Bien entendu, cet ouvrage ne pouvait être publié que par une maison d’édition partageant les vues de l’auteur, fonctionnant de manière autogérée et utilisant l’argent résultant des ventes uniquement pour la gestion des activités éditoriales militantes. En France, l’Atelier de création libertaire, en Italie ClassiEdizioni (publication en janvier 2019), aux Etats-Unis AK Press (publication en avril 2019).
A propos de la participation de l’auteur à la révolution de mai 1968, Kateb Yacine, en 1975, le traita, sans le nommer explicitement, de «gauchiste»(2). Concernant le livre-témoignage lui-même, Abdellali Merdaci, dans un article signé comme «professeur de l’enseignement supérieur, écrivain et critique», se démarqua de l’auteur du livre, en se décrivant lui-même ainsi : «Il n’a pas participé à mai 1968 en France pour y disserter à tire-larigot sur le sexe et la révolution.»(3) Aux lectrices et lecteurs d’en juger. On comprendra, alors, que le peuple algérien ne souffre pas uniquement d’obscurantisme clérical et de domination politique oligarchique, mais également du manque d’une authentique élite intellectuelle à son service.
Contentons-nous de proposer un extrait de ce livre, le chapitre 7 : «Etudier, encore étudier, toujours étudier… pour agir au mieux.»

## Consignes
1. Recopiez le passage de l'extrait allant de «A propos de» jusqu'à «à son service.» inclus, en remplaçant «gauchiste» par «anarchiste».
2. D'après l'extrait, quelle maison d'édition a publié l'ouvrage aux États-Unis, et quand ?
Les données ci-dessous n'interviennent pas dans ce travail.

## Extraits de données
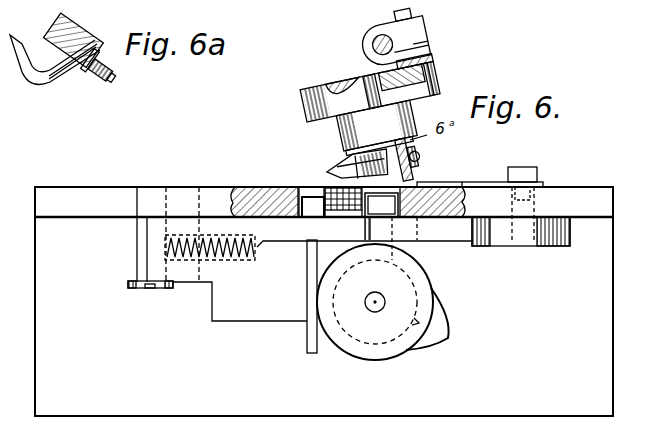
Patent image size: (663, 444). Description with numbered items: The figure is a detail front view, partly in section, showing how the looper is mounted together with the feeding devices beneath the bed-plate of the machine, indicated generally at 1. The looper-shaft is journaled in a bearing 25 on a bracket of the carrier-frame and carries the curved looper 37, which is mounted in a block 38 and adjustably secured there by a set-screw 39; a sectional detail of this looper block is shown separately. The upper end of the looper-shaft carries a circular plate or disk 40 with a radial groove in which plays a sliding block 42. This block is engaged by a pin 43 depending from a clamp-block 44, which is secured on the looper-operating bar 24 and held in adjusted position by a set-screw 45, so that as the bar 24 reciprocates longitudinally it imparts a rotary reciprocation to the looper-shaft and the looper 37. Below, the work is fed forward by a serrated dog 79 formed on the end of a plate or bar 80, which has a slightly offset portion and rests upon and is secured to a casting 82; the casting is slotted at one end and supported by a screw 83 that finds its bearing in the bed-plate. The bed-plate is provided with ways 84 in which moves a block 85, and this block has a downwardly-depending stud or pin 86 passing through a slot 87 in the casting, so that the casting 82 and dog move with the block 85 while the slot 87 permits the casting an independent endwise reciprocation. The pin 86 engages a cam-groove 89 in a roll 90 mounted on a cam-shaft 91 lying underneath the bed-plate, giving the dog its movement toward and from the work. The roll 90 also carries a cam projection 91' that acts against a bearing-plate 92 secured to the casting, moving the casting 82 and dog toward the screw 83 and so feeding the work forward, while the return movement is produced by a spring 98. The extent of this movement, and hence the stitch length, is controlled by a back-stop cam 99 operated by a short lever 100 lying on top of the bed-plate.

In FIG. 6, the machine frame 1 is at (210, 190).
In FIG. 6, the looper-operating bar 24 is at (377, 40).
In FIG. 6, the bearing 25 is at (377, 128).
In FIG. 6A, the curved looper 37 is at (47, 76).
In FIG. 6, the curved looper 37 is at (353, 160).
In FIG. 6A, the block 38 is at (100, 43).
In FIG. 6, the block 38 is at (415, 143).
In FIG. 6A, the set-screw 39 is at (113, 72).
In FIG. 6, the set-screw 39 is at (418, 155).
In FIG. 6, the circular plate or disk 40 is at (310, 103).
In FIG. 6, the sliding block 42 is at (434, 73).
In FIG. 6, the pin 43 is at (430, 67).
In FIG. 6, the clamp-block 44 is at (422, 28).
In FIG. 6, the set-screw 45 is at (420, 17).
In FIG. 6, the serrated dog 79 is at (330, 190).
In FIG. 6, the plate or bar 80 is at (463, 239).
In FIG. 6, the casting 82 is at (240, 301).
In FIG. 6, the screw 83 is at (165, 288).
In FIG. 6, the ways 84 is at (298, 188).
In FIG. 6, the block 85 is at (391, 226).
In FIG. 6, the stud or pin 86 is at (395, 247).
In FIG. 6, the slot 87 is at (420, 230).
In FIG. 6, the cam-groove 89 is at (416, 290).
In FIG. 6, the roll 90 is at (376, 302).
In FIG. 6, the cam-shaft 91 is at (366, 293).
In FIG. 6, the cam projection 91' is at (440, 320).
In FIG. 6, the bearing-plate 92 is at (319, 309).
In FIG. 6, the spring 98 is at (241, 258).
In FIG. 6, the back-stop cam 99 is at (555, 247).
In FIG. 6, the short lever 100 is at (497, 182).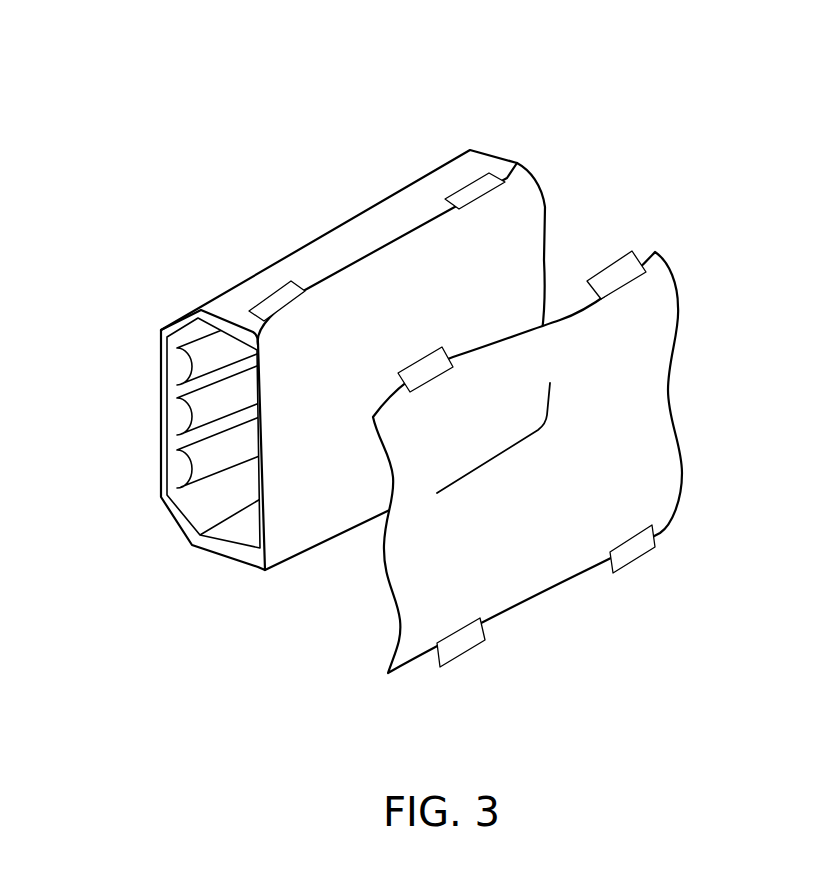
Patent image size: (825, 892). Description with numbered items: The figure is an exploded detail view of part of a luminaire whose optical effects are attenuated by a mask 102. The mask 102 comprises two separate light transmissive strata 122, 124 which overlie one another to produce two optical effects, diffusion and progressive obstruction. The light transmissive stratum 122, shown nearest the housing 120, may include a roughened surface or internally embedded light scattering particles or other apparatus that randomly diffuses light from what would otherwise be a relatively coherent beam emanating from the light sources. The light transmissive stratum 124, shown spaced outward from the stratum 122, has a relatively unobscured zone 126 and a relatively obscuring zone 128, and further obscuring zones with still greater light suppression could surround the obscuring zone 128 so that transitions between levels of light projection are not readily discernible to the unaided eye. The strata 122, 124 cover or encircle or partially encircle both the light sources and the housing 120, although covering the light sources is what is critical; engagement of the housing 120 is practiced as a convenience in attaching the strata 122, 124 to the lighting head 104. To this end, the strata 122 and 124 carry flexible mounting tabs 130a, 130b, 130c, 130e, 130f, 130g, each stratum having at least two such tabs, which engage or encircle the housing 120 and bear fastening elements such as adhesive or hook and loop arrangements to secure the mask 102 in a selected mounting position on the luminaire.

## Réponses attendues
1.
A propos de la participation de l’auteur à la révolution de mai 1968, Kateb Yacine, en 1975, le traita, sans le nommer explicitement, de «anarchiste»(2). Concernant le livre-témoignage lui-même, Abdellali Merdaci, dans un article signé comme «professeur de l’enseignement supérieur, écrivain et critique», se démarqua de l’auteur du livre, en se décrivant lui-même ainsi : «Il n’a pas participé à mai 1968 en France pour y disserter à tire-larigot sur le sexe et la révolution.»(3) Aux lectrices et lecteurs d’en juger. On comprendra, alors, que le peuple algérien ne souffre pas uniquement d’obscurantisme clérical et de domination politique oligarchique, mais également du manque d’une authentique élite intellectuelle à son service.

2. AK Press, en avril 2019.